Can you reproduce the material below, changing every "Sprecher" to "Speaker" and leaving everything else as it is?
○ ○ ○ ○ ○ ○ ○
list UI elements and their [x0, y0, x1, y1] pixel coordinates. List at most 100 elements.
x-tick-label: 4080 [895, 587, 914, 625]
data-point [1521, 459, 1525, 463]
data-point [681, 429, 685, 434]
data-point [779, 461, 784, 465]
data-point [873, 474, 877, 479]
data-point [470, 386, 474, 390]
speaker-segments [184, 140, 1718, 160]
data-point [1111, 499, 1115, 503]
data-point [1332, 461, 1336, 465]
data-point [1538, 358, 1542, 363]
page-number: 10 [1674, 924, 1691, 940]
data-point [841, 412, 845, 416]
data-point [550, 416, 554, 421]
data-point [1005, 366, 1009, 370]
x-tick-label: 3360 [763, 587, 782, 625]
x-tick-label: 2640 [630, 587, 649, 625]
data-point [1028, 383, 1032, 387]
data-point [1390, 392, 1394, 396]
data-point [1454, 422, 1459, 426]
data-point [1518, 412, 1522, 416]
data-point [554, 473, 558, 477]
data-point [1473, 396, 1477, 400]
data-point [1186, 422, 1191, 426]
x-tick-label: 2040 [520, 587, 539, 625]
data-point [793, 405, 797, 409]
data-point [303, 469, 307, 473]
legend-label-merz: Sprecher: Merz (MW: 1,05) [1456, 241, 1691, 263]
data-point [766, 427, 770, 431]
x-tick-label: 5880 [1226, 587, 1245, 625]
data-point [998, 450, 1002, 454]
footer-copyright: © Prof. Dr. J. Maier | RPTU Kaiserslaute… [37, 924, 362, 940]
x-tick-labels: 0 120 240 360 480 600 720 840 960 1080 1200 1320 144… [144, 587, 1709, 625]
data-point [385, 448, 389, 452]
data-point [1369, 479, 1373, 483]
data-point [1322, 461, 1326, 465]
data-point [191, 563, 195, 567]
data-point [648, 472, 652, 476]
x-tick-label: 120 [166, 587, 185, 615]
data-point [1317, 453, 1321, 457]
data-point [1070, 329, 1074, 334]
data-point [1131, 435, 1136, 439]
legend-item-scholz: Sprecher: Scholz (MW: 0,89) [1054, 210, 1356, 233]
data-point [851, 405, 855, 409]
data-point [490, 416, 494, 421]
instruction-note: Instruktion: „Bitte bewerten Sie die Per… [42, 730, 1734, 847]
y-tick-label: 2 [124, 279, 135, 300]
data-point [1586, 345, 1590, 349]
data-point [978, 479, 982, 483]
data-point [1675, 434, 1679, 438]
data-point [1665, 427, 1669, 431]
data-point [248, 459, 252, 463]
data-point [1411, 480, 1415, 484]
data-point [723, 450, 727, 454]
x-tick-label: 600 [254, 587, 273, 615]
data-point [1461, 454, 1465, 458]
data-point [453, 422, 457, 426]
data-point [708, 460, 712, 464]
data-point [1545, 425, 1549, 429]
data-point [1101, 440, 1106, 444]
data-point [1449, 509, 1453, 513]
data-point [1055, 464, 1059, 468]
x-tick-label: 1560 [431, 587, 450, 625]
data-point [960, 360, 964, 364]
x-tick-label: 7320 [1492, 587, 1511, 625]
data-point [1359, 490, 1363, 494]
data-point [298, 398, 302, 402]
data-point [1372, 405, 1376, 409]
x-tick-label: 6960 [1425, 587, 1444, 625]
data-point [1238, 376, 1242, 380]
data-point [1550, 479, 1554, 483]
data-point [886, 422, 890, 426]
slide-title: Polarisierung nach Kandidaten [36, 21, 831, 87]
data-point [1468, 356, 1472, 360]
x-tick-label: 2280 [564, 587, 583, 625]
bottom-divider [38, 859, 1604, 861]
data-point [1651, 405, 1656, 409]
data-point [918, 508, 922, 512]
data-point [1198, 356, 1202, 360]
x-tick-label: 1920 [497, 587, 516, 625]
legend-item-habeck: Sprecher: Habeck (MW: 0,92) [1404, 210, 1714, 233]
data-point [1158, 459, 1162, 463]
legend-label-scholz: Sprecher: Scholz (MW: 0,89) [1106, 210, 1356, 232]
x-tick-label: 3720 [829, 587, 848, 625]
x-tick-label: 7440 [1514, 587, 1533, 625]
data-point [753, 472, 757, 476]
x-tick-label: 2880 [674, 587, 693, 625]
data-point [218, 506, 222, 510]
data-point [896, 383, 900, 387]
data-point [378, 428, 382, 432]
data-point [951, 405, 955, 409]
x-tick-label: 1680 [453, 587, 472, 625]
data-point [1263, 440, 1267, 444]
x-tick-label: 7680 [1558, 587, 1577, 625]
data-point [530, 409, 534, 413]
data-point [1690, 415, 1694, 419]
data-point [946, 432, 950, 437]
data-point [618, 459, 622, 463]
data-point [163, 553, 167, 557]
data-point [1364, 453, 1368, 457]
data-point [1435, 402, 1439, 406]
○ ○ ○ ○ ○ ○ ○
=== Exercise answer ===
list UI elements and their [x0, y0, x1, y1] pixel coordinates. List at most 100 elements.
x-tick-label: 4080 [895, 587, 914, 625]
data-point [1521, 459, 1525, 463]
data-point [681, 429, 685, 434]
data-point [779, 461, 784, 465]
data-point [873, 474, 877, 479]
data-point [470, 386, 474, 390]
speaker-segments [184, 140, 1718, 160]
data-point [1111, 499, 1115, 503]
data-point [1332, 461, 1336, 465]
data-point [1538, 358, 1542, 363]
page-number: 10 [1674, 924, 1691, 940]
data-point [841, 412, 845, 416]
data-point [550, 416, 554, 421]
data-point [1005, 366, 1009, 370]
x-tick-label: 3360 [763, 587, 782, 625]
x-tick-label: 2640 [630, 587, 649, 625]
data-point [1028, 383, 1032, 387]
data-point [1390, 392, 1394, 396]
data-point [1454, 422, 1459, 426]
data-point [1518, 412, 1522, 416]
data-point [554, 473, 558, 477]
data-point [1473, 396, 1477, 400]
data-point [1186, 422, 1191, 426]
x-tick-label: 2040 [520, 587, 539, 625]
data-point [793, 405, 797, 409]
data-point [303, 469, 307, 473]
legend-label-merz: Speaker: Merz (MW: 1,05) [1456, 241, 1691, 263]
data-point [766, 427, 770, 431]
x-tick-label: 5880 [1226, 587, 1245, 625]
data-point [998, 450, 1002, 454]
footer-copyright: © Prof. Dr. J. Maier | RPTU Kaiserslaute… [37, 924, 362, 940]
x-tick-labels: 0 120 240 360 480 600 720 840 960 1080 1200 1320 144… [144, 587, 1709, 625]
data-point [385, 448, 389, 452]
data-point [1369, 479, 1373, 483]
data-point [1322, 461, 1326, 465]
data-point [191, 563, 195, 567]
data-point [648, 472, 652, 476]
x-tick-label: 120 [166, 587, 185, 615]
data-point [1317, 453, 1321, 457]
data-point [1070, 329, 1074, 334]
data-point [1131, 435, 1136, 439]
legend-item-scholz: Speaker: Scholz (MW: 0,89) [1054, 210, 1356, 233]
data-point [851, 405, 855, 409]
data-point [490, 416, 494, 421]
instruction-note: Instruktion: „Bitte bewerten Sie die Per… [42, 730, 1734, 847]
y-tick-label: 2 [124, 279, 135, 300]
data-point [1586, 345, 1590, 349]
data-point [978, 479, 982, 483]
data-point [1675, 434, 1679, 438]
data-point [1665, 427, 1669, 431]
data-point [248, 459, 252, 463]
data-point [1411, 480, 1415, 484]
data-point [723, 450, 727, 454]
x-tick-label: 600 [254, 587, 273, 615]
data-point [1461, 454, 1465, 458]
data-point [453, 422, 457, 426]
data-point [708, 460, 712, 464]
data-point [1545, 425, 1549, 429]
data-point [1101, 440, 1106, 444]
data-point [1449, 509, 1453, 513]
data-point [1055, 464, 1059, 468]
x-tick-label: 1560 [431, 587, 450, 625]
data-point [960, 360, 964, 364]
x-tick-label: 7320 [1492, 587, 1511, 625]
data-point [1359, 490, 1363, 494]
data-point [298, 398, 302, 402]
data-point [1372, 405, 1376, 409]
x-tick-label: 6960 [1425, 587, 1444, 625]
data-point [1238, 376, 1242, 380]
data-point [1550, 479, 1554, 483]
data-point [886, 422, 890, 426]
slide-title: Polarisierung nach Kandidaten [36, 21, 831, 87]
data-point [1468, 356, 1472, 360]
x-tick-label: 2280 [564, 587, 583, 625]
bottom-divider [38, 859, 1604, 861]
data-point [1651, 405, 1656, 409]
data-point [918, 508, 922, 512]
data-point [1198, 356, 1202, 360]
x-tick-label: 1920 [497, 587, 516, 625]
legend-item-habeck: Speaker: Habeck (MW: 0,92) [1404, 210, 1714, 233]
data-point [1158, 459, 1162, 463]
legend-label-scholz: Speaker: Scholz (MW: 0,89) [1106, 210, 1356, 232]
x-tick-label: 3720 [829, 587, 848, 625]
x-tick-label: 7440 [1514, 587, 1533, 625]
data-point [753, 472, 757, 476]
x-tick-label: 2880 [674, 587, 693, 625]
data-point [218, 506, 222, 510]
data-point [896, 383, 900, 387]
data-point [378, 428, 382, 432]
data-point [951, 405, 955, 409]
x-tick-label: 1680 [453, 587, 472, 625]
data-point [1263, 440, 1267, 444]
x-tick-label: 7680 [1558, 587, 1577, 625]
data-point [530, 409, 534, 413]
data-point [1690, 415, 1694, 419]
data-point [946, 432, 950, 437]
data-point [618, 459, 622, 463]
data-point [163, 553, 167, 557]
data-point [1364, 453, 1368, 457]
data-point [1435, 402, 1439, 406]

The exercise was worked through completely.